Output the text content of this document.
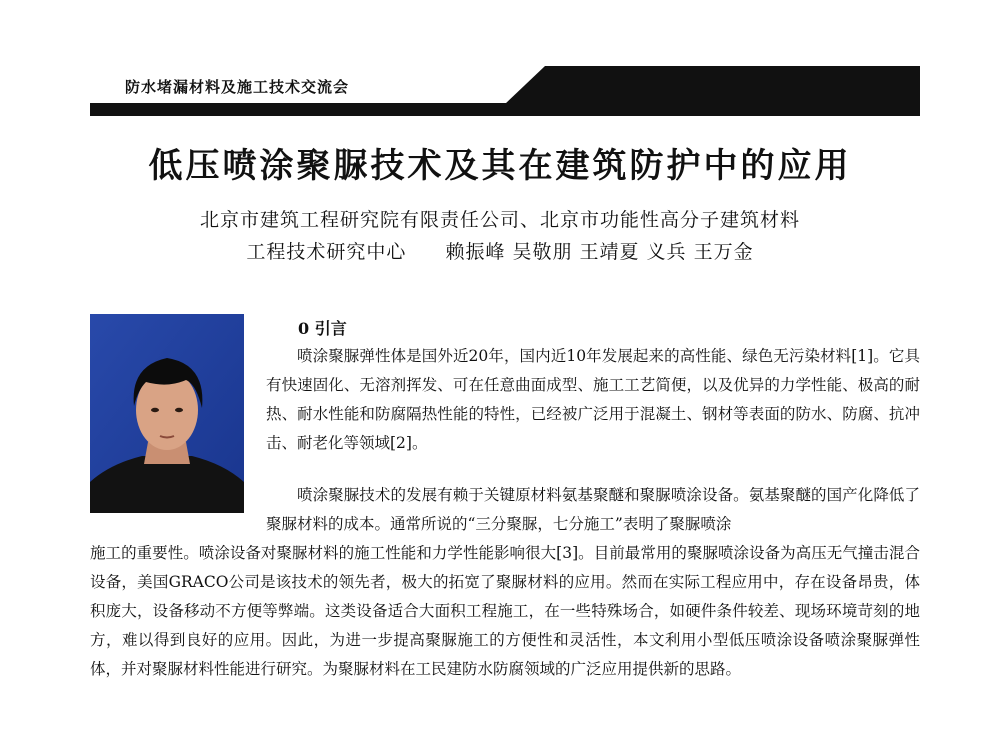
防水堵漏材料及施工技术交流会
低压喷涂聚脲技术及其在建筑防护中的应用
北京市建筑工程研究院有限责任公司、北京市功能性高分子建筑材料
工程技术研究中心 赖振峰 吴敬朋 王靖夏 义兵 王万金
0 引言

喷涂聚脲弹性体是国外近20年，国内近10年发展起来的高性能、绿色无污染材料[1]。它具有快速固化、无溶剂挥发、可在任意曲面成型、施工工艺简便，以及优异的力学性能、极高的耐热、耐水性能和防腐隔热性能的特性，已经被广泛用于混凝土、钢材等表面的防水、防腐、抗冲击、耐老化等领域[2]。

喷涂聚脲技术的发展有赖于关键原材料氨基聚醚和聚脲喷涂设备。氨基聚醚的国产化降低了聚脲材料的成本。通常所说的“三分聚脲，七分施工”表明了聚脲喷涂

施工的重要性。喷涂设备对聚脲材料的施工性能和力学性能影响很大[3]。目前最常用的聚脲喷涂设备为高压无气撞击混合设备，美国GRACO公司是该技术的领先者，极大的拓宽了聚脲材料的应用。然而在实际工程应用中，存在设备昂贵，体积庞大，设备移动不方便等弊端。这类设备适合大面积工程施工，在一些特殊场合，如硬件条件较差、现场环境苛刻的地方，难以得到良好的应用。因此，为进一步提高聚脲施工的方便性和灵活性，本文利用小型低压喷涂设备喷涂聚脲弹性体，并对聚脲材料性能进行研究。为聚脲材料在工民建防水防腐领域的广泛应用提供新的思路。
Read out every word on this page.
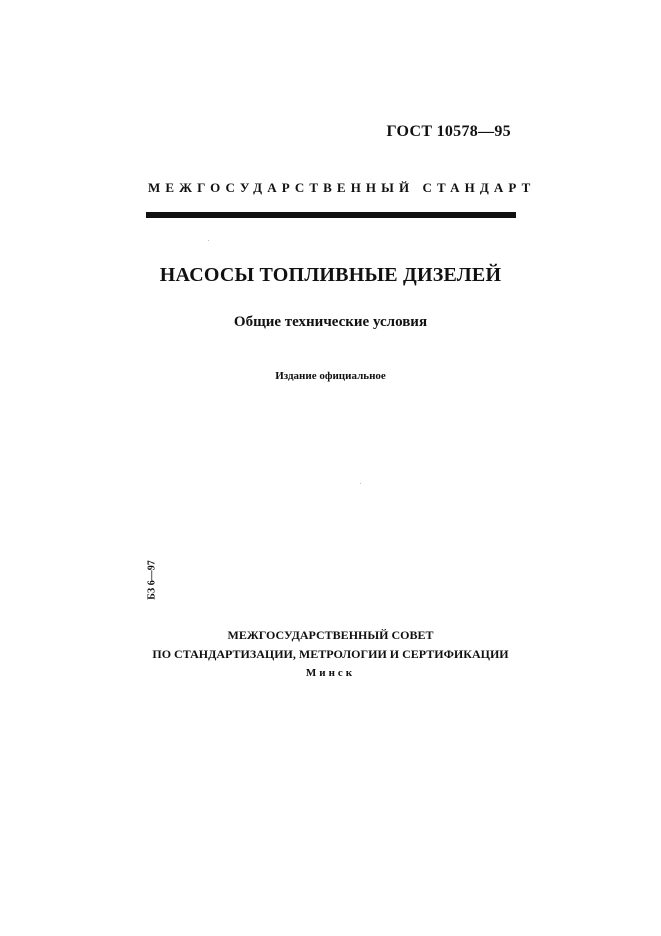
ГОСТ 10578—95
МЕЖГОСУДАРСТВЕННЫЙ СТАНДАРТ
НАСОСЫ ТОПЛИВНЫЕ ДИЗЕЛЕЙ
Общие технические условия
Издание официальное
БЗ 6—97
МЕЖГОСУДАРСТВЕННЫЙ СОВЕТ
ПО СТАНДАРТИЗАЦИИ, МЕТРОЛОГИИ И СЕРТИФИКАЦИИ
Минск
=====
### What to produce
Skip the pictures, then retype every line above exactly.

### Response
Output the text content of this document.
防水堵漏材料及施工技术交流会
低压喷涂聚脲技术及其在建筑防护中的应用
北京市建筑工程研究院有限责任公司、北京市功能性高分子建筑材料
工程技术研究中心 赖振峰 吴敬朋 王靖夏 义兵 王万金
0 引言

喷涂聚脲弹性体是国外近20年，国内近10年发展起来的高性能、绿色无污染材料[1]。它具有快速固化、无溶剂挥发、可在任意曲面成型、施工工艺简便，以及优异的力学性能、极高的耐热、耐水性能和防腐隔热性能的特性，已经被广泛用于混凝土、钢材等表面的防水、防腐、抗冲击、耐老化等领域[2]。

喷涂聚脲技术的发展有赖于关键原材料氨基聚醚和聚脲喷涂设备。氨基聚醚的国产化降低了聚脲材料的成本。通常所说的“三分聚脲，七分施工”表明了聚脲喷涂

施工的重要性。喷涂设备对聚脲材料的施工性能和力学性能影响很大[3]。目前最常用的聚脲喷涂设备为高压无气撞击混合设备，美国GRACO公司是该技术的领先者，极大的拓宽了聚脲材料的应用。然而在实际工程应用中，存在设备昂贵，体积庞大，设备移动不方便等弊端。这类设备适合大面积工程施工，在一些特殊场合，如硬件条件较差、现场环境苛刻的地方，难以得到良好的应用。因此，为进一步提高聚脲施工的方便性和灵活性，本文利用小型低压喷涂设备喷涂聚脲弹性体，并对聚脲材料性能进行研究。为聚脲材料在工民建防水防腐领域的广泛应用提供新的思路。
Read out every word on this page.
ГОСТ 10578—95
МЕЖГОСУДАРСТВЕННЫЙ СТАНДАРТ
НАСОСЫ ТОПЛИВНЫЕ ДИЗЕЛЕЙ
Общие технические условия
Издание официальное
БЗ 6—97
МЕЖГОСУДАРСТВЕННЫЙ СОВЕТ
ПО СТАНДАРТИЗАЦИИ, МЕТРОЛОГИИ И СЕРТИФИКАЦИИ
Минск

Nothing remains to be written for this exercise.